- [WHAT YOU WILL DO]
Scan the records below. List lines holding "Anomaly".
::::::
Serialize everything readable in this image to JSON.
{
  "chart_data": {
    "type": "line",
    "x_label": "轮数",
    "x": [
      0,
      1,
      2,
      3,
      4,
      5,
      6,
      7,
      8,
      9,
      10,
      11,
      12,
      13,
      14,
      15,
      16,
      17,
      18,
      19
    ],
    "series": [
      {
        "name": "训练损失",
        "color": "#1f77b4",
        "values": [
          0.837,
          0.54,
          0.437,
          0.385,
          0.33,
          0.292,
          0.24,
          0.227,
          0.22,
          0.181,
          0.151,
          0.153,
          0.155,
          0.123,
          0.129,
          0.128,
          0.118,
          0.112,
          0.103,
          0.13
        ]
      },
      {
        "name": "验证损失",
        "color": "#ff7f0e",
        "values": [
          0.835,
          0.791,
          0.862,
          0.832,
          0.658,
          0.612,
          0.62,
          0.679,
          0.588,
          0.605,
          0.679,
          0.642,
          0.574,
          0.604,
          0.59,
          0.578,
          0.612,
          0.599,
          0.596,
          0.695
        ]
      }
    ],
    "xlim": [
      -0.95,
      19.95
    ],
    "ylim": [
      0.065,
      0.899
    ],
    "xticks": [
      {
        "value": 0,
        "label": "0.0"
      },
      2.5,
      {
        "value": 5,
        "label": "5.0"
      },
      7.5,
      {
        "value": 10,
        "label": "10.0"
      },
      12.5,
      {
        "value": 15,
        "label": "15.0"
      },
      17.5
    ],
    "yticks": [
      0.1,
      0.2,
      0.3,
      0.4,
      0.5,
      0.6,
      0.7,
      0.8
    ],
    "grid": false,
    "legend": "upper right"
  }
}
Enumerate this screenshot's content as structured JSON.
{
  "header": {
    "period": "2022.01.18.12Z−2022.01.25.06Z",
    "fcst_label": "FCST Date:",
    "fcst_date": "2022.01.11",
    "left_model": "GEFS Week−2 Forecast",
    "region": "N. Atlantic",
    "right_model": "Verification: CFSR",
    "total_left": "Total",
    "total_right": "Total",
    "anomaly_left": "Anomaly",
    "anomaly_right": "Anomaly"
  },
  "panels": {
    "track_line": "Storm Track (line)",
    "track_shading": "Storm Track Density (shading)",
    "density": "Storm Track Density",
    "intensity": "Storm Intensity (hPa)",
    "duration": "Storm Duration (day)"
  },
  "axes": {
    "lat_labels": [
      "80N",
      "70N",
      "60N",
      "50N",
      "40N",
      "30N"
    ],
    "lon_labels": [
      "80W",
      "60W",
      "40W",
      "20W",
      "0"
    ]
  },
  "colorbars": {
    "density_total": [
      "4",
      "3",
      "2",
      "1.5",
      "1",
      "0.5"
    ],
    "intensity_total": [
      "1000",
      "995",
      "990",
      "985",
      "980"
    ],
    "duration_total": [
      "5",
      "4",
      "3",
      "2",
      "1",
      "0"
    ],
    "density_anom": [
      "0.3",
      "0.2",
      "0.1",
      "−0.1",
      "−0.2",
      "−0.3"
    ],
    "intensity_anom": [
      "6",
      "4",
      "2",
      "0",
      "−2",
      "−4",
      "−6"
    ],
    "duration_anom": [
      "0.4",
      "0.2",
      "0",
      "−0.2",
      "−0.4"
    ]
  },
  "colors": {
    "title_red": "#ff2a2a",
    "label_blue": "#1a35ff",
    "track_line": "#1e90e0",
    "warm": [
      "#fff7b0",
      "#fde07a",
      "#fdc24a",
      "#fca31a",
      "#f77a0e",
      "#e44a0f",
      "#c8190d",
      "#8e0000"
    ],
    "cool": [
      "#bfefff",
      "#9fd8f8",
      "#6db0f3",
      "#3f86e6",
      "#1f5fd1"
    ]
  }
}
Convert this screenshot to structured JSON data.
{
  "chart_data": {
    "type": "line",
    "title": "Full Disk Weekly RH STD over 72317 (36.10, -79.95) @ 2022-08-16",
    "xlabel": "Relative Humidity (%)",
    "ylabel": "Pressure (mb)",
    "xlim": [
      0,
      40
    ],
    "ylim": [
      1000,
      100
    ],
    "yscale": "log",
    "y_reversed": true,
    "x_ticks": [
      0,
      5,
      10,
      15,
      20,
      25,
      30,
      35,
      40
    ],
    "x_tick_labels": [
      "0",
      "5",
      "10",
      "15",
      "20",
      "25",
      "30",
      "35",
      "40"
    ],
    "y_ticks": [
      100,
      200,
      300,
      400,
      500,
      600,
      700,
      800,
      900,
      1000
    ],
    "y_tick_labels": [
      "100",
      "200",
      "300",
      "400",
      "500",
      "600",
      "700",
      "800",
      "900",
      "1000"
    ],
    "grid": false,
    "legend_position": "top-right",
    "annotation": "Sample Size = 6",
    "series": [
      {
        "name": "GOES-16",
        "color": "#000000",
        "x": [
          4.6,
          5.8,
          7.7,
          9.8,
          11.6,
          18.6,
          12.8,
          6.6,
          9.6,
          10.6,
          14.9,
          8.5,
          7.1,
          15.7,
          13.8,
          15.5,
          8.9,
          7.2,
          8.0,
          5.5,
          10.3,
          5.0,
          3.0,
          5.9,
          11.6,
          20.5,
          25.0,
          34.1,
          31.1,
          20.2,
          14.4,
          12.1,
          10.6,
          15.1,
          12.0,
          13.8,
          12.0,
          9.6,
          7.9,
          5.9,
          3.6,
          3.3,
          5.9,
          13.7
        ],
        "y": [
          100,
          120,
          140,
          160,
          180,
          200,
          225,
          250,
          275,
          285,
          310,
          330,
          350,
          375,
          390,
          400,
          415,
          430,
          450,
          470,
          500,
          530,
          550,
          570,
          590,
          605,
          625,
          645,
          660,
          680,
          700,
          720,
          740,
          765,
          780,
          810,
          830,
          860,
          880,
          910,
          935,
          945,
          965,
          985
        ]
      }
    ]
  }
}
::::::
- [THE REPLY]
    "anomaly_left": "Anomaly",
    "anomaly_right": "Anomaly"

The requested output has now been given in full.